Extracted data entries:
>>>

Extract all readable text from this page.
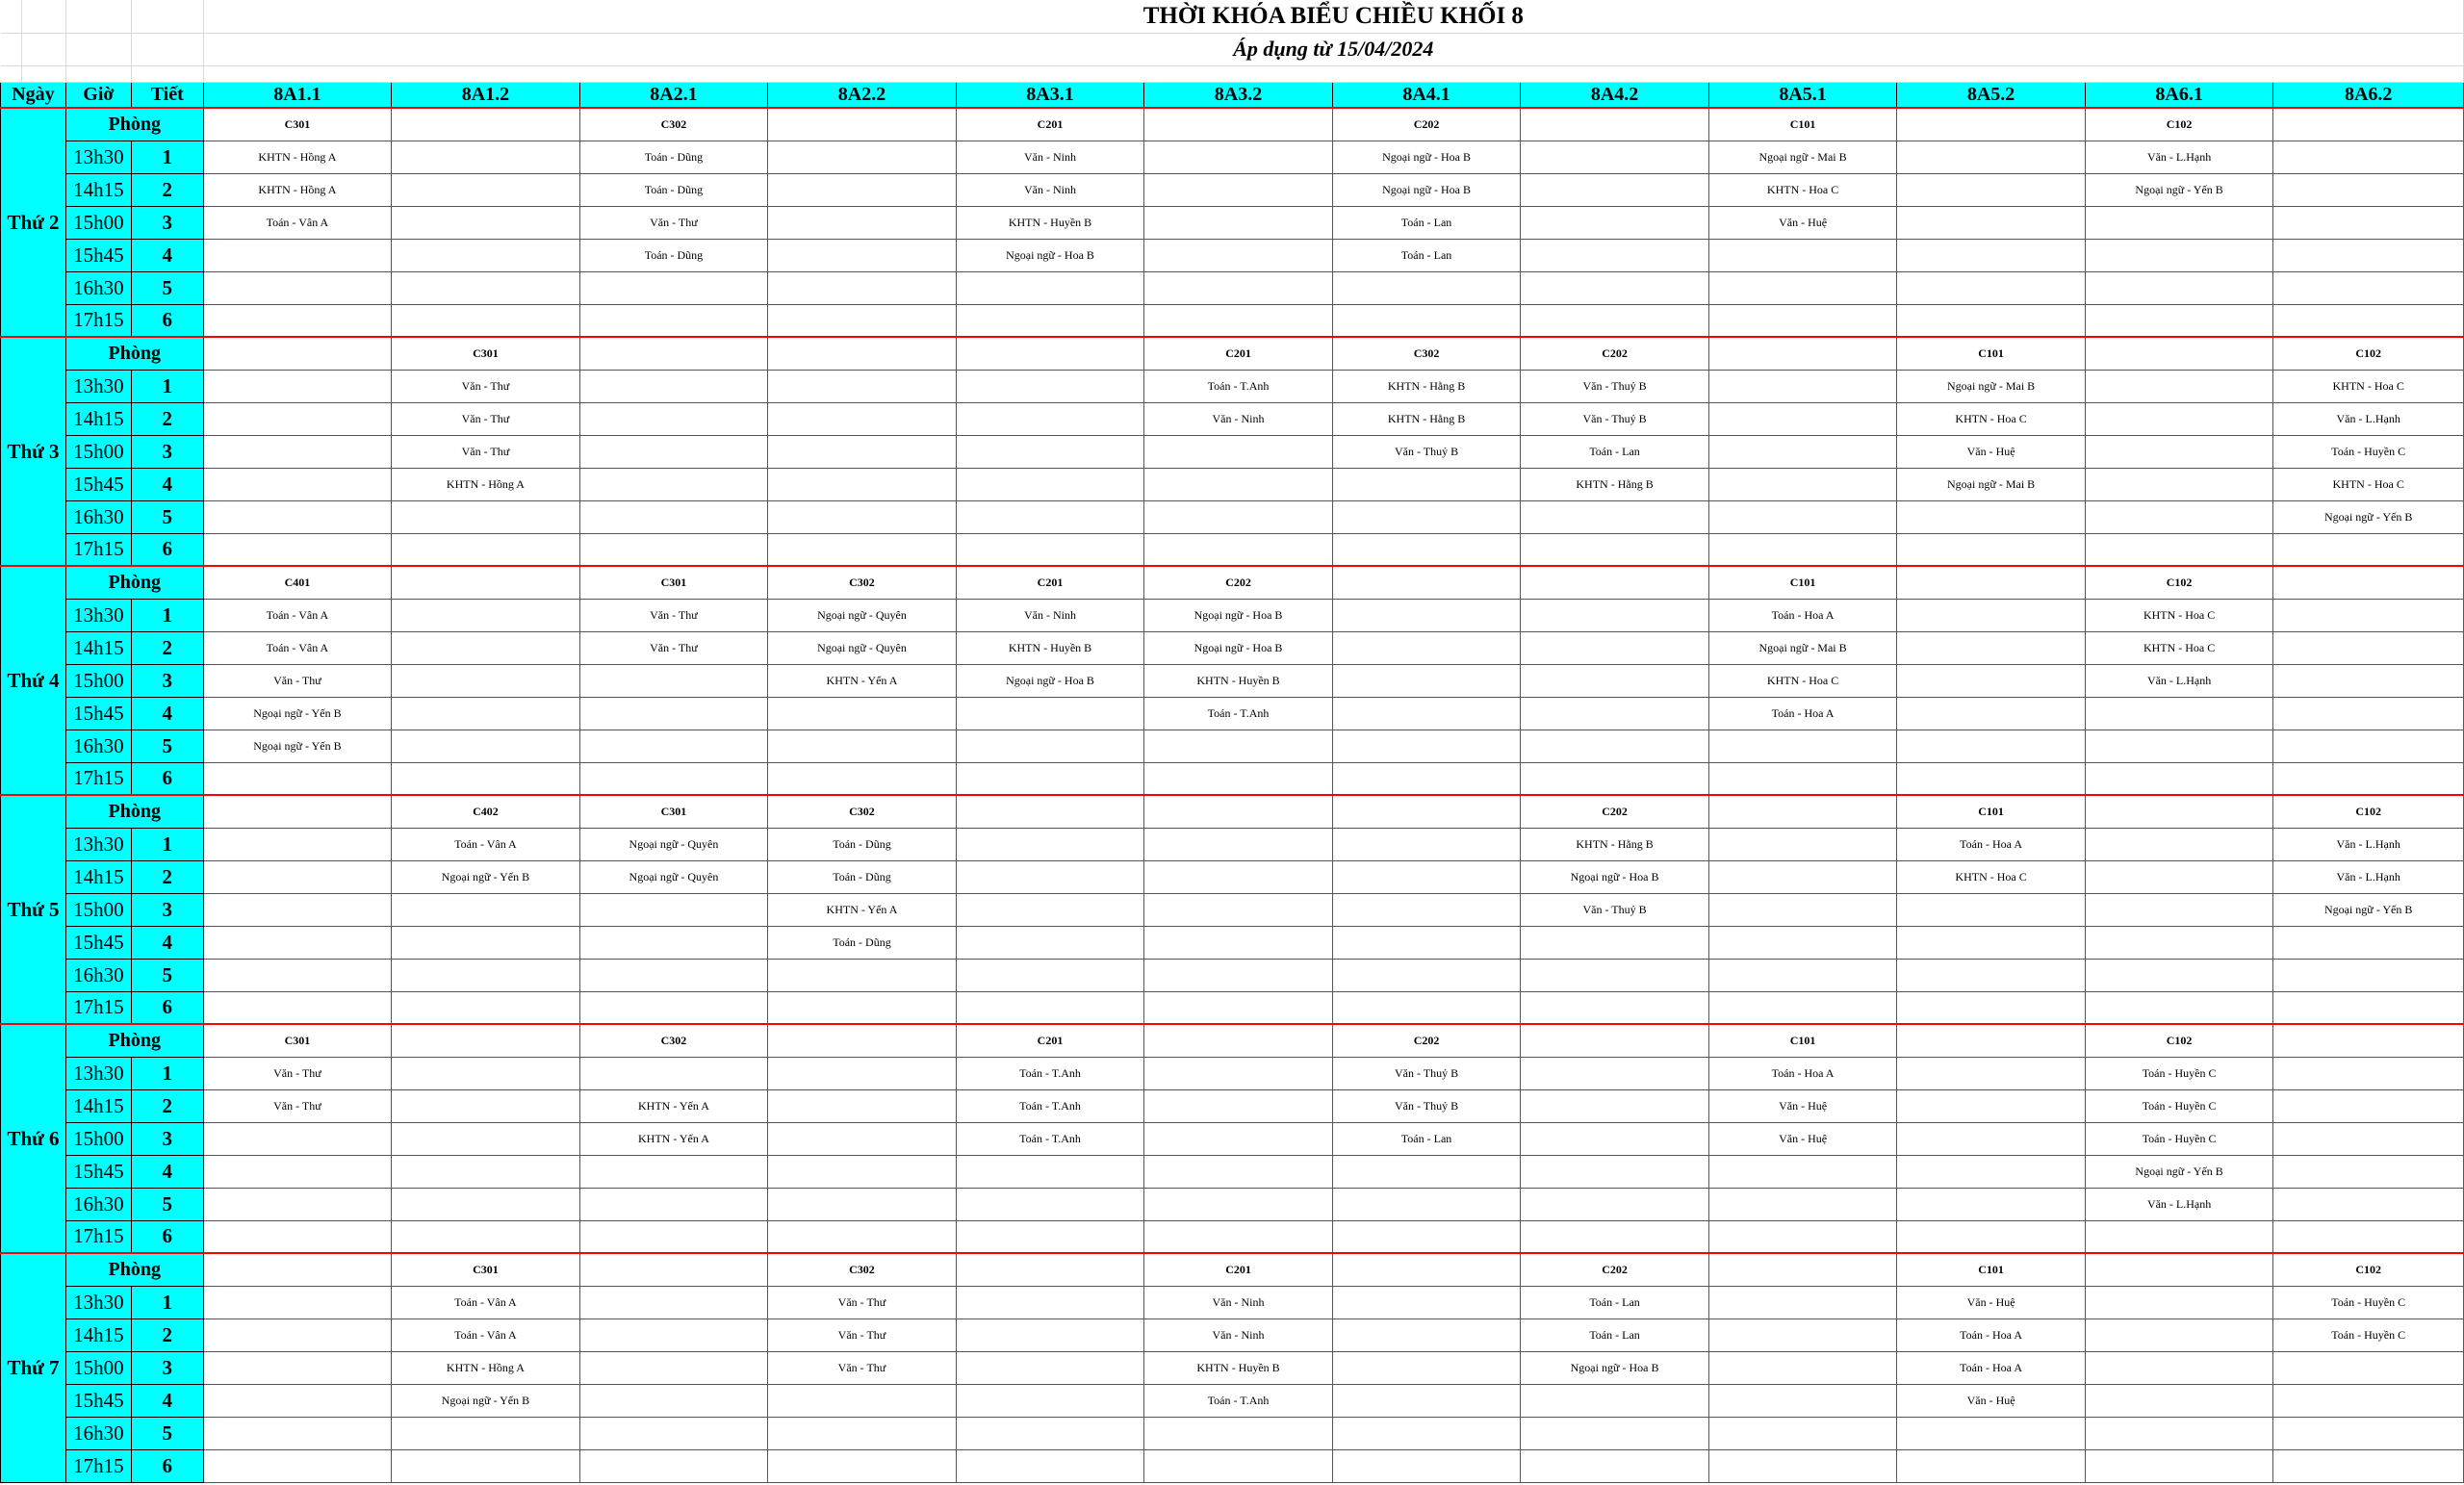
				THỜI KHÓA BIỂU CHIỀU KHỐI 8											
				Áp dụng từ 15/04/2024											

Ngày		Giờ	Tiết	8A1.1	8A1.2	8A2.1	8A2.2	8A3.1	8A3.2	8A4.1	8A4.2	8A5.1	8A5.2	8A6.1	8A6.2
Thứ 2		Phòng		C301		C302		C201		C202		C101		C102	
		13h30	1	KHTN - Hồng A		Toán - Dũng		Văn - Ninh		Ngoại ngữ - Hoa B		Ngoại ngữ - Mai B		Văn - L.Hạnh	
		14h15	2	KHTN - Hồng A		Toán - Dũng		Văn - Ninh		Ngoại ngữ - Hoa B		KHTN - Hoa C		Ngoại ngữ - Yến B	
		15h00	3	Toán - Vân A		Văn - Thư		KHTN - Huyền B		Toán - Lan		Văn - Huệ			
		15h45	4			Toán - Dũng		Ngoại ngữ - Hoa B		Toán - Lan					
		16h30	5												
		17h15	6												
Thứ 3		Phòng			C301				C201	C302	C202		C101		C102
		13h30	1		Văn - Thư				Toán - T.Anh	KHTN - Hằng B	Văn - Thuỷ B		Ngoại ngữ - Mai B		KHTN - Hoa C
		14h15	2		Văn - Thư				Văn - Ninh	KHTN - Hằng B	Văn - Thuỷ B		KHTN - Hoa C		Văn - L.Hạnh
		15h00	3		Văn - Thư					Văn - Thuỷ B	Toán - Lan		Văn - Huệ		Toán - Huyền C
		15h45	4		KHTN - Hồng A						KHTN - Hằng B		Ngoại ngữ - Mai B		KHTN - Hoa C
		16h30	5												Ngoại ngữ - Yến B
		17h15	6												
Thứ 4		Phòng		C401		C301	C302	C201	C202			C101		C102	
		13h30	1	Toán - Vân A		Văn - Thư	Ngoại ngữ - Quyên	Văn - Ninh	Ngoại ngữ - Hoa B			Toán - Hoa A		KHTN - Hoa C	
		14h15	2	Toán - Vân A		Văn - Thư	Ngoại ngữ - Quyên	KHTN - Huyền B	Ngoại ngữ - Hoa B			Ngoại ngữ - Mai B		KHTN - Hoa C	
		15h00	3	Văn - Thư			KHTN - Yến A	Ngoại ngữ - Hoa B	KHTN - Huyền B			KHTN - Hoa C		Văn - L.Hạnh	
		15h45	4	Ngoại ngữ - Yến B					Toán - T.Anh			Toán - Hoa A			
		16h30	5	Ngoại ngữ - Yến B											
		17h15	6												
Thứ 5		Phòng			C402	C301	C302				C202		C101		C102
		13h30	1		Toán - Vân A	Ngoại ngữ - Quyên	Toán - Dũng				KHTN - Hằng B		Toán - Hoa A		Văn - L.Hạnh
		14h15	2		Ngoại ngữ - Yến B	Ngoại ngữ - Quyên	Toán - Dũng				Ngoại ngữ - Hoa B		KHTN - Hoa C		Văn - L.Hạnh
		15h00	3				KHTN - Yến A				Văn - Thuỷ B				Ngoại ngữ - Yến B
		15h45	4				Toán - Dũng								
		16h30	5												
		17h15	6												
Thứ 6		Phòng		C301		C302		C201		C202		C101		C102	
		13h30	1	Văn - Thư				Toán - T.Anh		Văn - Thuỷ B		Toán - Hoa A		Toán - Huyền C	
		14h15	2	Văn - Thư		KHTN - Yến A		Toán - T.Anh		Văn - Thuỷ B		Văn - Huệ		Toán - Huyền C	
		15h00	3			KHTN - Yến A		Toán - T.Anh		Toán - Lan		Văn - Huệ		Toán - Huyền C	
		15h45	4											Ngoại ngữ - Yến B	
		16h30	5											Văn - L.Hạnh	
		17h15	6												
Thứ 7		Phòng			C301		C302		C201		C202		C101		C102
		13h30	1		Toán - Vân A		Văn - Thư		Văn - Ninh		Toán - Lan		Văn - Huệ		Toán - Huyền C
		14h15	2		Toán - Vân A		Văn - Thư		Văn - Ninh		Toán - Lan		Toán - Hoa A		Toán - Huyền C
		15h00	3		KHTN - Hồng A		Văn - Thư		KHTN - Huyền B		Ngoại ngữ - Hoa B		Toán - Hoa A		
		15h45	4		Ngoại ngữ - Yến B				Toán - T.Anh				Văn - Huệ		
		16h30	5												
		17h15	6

<<<

What you need to do:
Reproduce each line holding the word "Hằng".

Result of this task:
		13h30	1		Văn - Thư				Toán - T.Anh	KHTN - Hằng B	Văn - Thuỷ B		Ngoại ngữ - Mai B		KHTN - Hoa C
		14h15	2		Văn - Thư				Văn - Ninh	KHTN - Hằng B	Văn - Thuỷ B		KHTN - Hoa C		Văn - L.Hạnh
		15h45	4		KHTN - Hồng A						KHTN - Hằng B		Ngoại ngữ - Mai B		KHTN - Hoa C
		13h30	1		Toán - Vân A	Ngoại ngữ - Quyên	Toán - Dũng				KHTN - Hằng B		Toán - Hoa A		Văn - L.Hạnh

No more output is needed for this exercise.